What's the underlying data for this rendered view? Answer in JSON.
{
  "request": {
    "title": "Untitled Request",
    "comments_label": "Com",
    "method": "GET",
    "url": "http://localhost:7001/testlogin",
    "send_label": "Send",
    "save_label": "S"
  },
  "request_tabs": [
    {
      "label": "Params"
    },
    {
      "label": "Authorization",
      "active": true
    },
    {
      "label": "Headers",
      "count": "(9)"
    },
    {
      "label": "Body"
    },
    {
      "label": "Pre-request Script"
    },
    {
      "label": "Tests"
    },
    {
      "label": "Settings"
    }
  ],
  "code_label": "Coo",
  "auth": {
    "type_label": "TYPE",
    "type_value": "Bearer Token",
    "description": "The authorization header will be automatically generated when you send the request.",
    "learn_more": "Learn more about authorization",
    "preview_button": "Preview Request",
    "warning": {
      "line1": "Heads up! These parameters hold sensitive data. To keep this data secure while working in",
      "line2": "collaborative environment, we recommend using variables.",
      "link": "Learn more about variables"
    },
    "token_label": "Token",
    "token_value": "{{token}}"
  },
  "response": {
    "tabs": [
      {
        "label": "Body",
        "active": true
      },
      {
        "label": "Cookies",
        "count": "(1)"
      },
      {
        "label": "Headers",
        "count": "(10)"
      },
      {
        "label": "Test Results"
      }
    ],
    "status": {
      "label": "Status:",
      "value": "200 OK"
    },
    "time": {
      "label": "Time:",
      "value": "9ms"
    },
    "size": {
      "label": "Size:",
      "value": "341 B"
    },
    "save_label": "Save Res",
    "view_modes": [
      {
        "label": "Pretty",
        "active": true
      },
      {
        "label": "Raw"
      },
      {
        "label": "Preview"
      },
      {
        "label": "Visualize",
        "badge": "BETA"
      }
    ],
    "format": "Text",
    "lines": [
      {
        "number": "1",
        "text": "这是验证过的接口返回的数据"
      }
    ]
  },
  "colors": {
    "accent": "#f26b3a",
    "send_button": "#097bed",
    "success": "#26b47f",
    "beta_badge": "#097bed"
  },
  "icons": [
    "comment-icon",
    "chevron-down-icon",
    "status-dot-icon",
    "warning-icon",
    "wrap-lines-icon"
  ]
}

[Directive]
Output the entries verbatim.

[Worked solution]
What's the underlying data for this rendered view? Answer in JSON.
{
  "request": {
    "title": "Untitled Request",
    "comments_label": "Com",
    "method": "GET",
    "url": "http://localhost:7001/testlogin",
    "send_label": "Send",
    "save_label": "S"
  },
  "request_tabs": [
    {
      "label": "Params"
    },
    {
      "label": "Authorization",
      "active": true
    },
    {
      "label": "Headers",
      "count": "(9)"
    },
    {
      "label": "Body"
    },
    {
      "label": "Pre-request Script"
    },
    {
      "label": "Tests"
    },
    {
      "label": "Settings"
    }
  ],
  "code_label": "Coo",
  "auth": {
    "type_label": "TYPE",
    "type_value": "Bearer Token",
    "description": "The authorization header will be automatically generated when you send the request.",
    "learn_more": "Learn more about authorization",
    "preview_button": "Preview Request",
    "warning": {
      "line1": "Heads up! These parameters hold sensitive data. To keep this data secure while working in",
      "line2": "collaborative environment, we recommend using variables.",
      "link": "Learn more about variables"
    },
    "token_label": "Token",
    "token_value": "{{token}}"
  },
  "response": {
    "tabs": [
      {
        "label": "Body",
        "active": true
      },
      {
        "label": "Cookies",
        "count": "(1)"
      },
      {
        "label": "Headers",
        "count": "(10)"
      },
      {
        "label": "Test Results"
      }
    ],
    "status": {
      "label": "Status:",
      "value": "200 OK"
    },
    "time": {
      "label": "Time:",
      "value": "9ms"
    },
    "size": {
      "label": "Size:",
      "value": "341 B"
    },
    "save_label": "Save Res",
    "view_modes": [
      {
        "label": "Pretty",
        "active": true
      },
      {
        "label": "Raw"
      },
      {
        "label": "Preview"
      },
      {
        "label": "Visualize",
        "badge": "BETA"
      }
    ],
    "format": "Text",
    "lines": [
      {
        "number": "1",
        "text": "这是验证过的接口返回的数据"
      }
    ]
  },
  "colors": {
    "accent": "#f26b3a",
    "send_button": "#097bed",
    "success": "#26b47f",
    "beta_badge": "#097bed"
  },
  "icons": [
    "comment-icon",
    "chevron-down-icon",
    "status-dot-icon",
    "warning-icon",
    "wrap-lines-icon"
  ]
}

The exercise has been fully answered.